● **Job**:
Pick out every line with the word "Islamic" and copy it.
+++ Given entries
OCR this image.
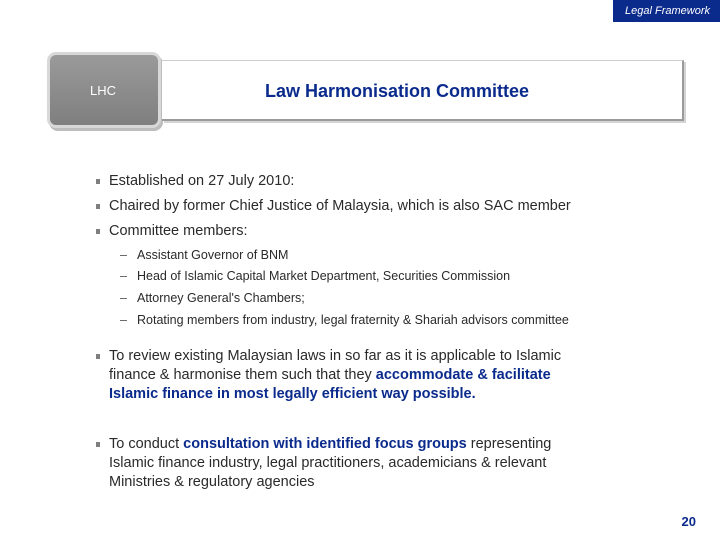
Legal Framework
LHC	Law Harmonisation Committee
Established on 27 July 2010:
Chaired by former Chief Justice of Malaysia, which is also SAC member
Committee members:
– Assistant Governor of BNM
– Head of Islamic Capital Market Department, Securities Commission
– Attorney General's Chambers;
– Rotating members from industry, legal fraternity & Shariah advisors committee
To review existing Malaysian laws in so far as it is applicable to Islamic
finance & harmonise them such that they accommodate & facilitate
Islamic finance in most legally efficient way possible.
To conduct consultation with identified focus groups representing
Islamic finance industry, legal practitioners, academicians & relevant
Ministries & regulatory agencies
20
++++++
● **Solution**:
– Head of Islamic Capital Market Department, Securities Commission
To review existing Malaysian laws in so far as it is applicable to Islamic
Islamic finance in most legally efficient way possible.
Islamic finance industry, legal practitioners, academicians & relevant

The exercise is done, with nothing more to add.